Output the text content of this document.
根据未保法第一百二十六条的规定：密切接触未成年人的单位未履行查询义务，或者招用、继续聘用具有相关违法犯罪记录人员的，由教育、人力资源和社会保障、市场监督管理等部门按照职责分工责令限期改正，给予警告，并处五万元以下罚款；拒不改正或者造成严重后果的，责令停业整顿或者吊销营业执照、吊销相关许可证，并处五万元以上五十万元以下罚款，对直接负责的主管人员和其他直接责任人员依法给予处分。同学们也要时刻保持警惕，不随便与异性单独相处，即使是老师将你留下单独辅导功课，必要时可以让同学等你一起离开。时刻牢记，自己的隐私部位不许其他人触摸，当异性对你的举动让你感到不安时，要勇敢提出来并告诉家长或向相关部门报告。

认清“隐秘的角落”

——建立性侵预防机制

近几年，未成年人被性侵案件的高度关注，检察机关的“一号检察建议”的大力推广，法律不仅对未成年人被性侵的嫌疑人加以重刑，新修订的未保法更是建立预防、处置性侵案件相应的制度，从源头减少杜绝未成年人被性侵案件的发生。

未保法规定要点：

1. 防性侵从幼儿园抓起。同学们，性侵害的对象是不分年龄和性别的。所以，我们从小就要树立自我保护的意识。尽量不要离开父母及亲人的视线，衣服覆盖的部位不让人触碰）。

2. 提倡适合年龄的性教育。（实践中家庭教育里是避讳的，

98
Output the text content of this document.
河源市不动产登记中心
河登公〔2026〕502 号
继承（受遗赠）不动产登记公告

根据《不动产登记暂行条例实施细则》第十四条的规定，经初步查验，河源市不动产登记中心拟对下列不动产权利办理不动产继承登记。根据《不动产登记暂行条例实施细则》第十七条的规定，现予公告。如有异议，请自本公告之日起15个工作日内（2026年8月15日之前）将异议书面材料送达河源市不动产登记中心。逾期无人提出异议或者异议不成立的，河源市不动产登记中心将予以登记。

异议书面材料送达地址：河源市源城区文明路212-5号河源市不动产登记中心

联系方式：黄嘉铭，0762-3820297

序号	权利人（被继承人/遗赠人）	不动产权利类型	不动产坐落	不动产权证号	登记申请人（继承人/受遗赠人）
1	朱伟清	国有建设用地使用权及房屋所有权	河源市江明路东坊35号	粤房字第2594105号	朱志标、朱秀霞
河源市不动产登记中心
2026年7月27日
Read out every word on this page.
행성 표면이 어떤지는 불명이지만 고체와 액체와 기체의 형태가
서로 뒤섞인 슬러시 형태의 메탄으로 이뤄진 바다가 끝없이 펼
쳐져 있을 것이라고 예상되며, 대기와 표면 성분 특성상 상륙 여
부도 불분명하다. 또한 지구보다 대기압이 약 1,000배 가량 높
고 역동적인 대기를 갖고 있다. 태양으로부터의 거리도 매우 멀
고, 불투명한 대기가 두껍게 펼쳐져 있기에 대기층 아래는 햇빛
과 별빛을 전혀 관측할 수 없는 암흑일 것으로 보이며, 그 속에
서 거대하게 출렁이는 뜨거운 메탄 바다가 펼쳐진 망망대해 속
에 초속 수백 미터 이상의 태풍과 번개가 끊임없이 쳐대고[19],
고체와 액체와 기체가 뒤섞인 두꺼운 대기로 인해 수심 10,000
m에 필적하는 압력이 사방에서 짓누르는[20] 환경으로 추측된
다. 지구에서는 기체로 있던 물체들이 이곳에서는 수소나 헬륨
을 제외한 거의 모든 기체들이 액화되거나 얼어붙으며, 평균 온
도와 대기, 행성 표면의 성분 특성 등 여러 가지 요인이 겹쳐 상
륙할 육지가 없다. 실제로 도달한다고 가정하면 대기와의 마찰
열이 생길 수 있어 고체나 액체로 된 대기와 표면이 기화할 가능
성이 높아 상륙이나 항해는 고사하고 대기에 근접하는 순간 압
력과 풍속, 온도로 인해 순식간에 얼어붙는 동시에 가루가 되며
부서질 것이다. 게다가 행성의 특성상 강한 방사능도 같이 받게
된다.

=== TASK TO COMPLETE ===
Repeat the listing in full, keeping every line exactly as it is.

=== WRITTEN SOLUTION ===
Output the text content of this document.
根据未保法第一百二十六条的规定：密切接触未成年人的单位未履行查询义务，或者招用、继续聘用具有相关违法犯罪记录人员的，由教育、人力资源和社会保障、市场监督管理等部门按照职责分工责令限期改正，给予警告，并处五万元以下罚款；拒不改正或者造成严重后果的，责令停业整顿或者吊销营业执照、吊销相关许可证，并处五万元以上五十万元以下罚款，对直接负责的主管人员和其他直接责任人员依法给予处分。同学们也要时刻保持警惕，不随便与异性单独相处，即使是老师将你留下单独辅导功课，必要时可以让同学等你一起离开。时刻牢记，自己的隐私部位不许其他人触摸，当异性对你的举动让你感到不安时，要勇敢提出来并告诉家长或向相关部门报告。

认清“隐秘的角落”

——建立性侵预防机制

近几年，未成年人被性侵案件的高度关注，检察机关的“一号检察建议”的大力推广，法律不仅对未成年人被性侵的嫌疑人加以重刑，新修订的未保法更是建立预防、处置性侵案件相应的制度，从源头减少杜绝未成年人被性侵案件的发生。

未保法规定要点：

1. 防性侵从幼儿园抓起。同学们，性侵害的对象是不分年龄和性别的。所以，我们从小就要树立自我保护的意识。尽量不要离开父母及亲人的视线，衣服覆盖的部位不让人触碰）。

2. 提倡适合年龄的性教育。（实践中家庭教育里是避讳的，

98
Output the text content of this document.
河源市不动产登记中心
河登公〔2026〕502 号
继承（受遗赠）不动产登记公告

根据《不动产登记暂行条例实施细则》第十四条的规定，经初步查验，河源市不动产登记中心拟对下列不动产权利办理不动产继承登记。根据《不动产登记暂行条例实施细则》第十七条的规定，现予公告。如有异议，请自本公告之日起15个工作日内（2026年8月15日之前）将异议书面材料送达河源市不动产登记中心。逾期无人提出异议或者异议不成立的，河源市不动产登记中心将予以登记。

异议书面材料送达地址：河源市源城区文明路212-5号河源市不动产登记中心

联系方式：黄嘉铭，0762-3820297

序号	权利人（被继承人/遗赠人）	不动产权利类型	不动产坐落	不动产权证号	登记申请人（继承人/受遗赠人）
1	朱伟清	国有建设用地使用权及房屋所有权	河源市江明路东坊35号	粤房字第2594105号	朱志标、朱秀霞
河源市不动产登记中心
2026年7月27日
Read out every word on this page.
행성 표면이 어떤지는 불명이지만 고체와 액체와 기체의 형태가
서로 뒤섞인 슬러시 형태의 메탄으로 이뤄진 바다가 끝없이 펼
쳐져 있을 것이라고 예상되며, 대기와 표면 성분 특성상 상륙 여
부도 불분명하다. 또한 지구보다 대기압이 약 1,000배 가량 높
고 역동적인 대기를 갖고 있다. 태양으로부터의 거리도 매우 멀
고, 불투명한 대기가 두껍게 펼쳐져 있기에 대기층 아래는 햇빛
과 별빛을 전혀 관측할 수 없는 암흑일 것으로 보이며, 그 속에
서 거대하게 출렁이는 뜨거운 메탄 바다가 펼쳐진 망망대해 속
에 초속 수백 미터 이상의 태풍과 번개가 끊임없이 쳐대고[19],
고체와 액체와 기체가 뒤섞인 두꺼운 대기로 인해 수심 10,000
m에 필적하는 압력이 사방에서 짓누르는[20] 환경으로 추측된
다. 지구에서는 기체로 있던 물체들이 이곳에서는 수소나 헬륨
을 제외한 거의 모든 기체들이 액화되거나 얼어붙으며, 평균 온
도와 대기, 행성 표면의 성분 특성 등 여러 가지 요인이 겹쳐 상
륙할 육지가 없다. 실제로 도달한다고 가정하면 대기와의 마찰
열이 생길 수 있어 고체나 액체로 된 대기와 표면이 기화할 가능
성이 높아 상륙이나 항해는 고사하고 대기에 근접하는 순간 압
력과 풍속, 온도로 인해 순식간에 얼어붙는 동시에 가루가 되며
부서질 것이다. 게다가 행성의 특성상 강한 방사능도 같이 받게
된다.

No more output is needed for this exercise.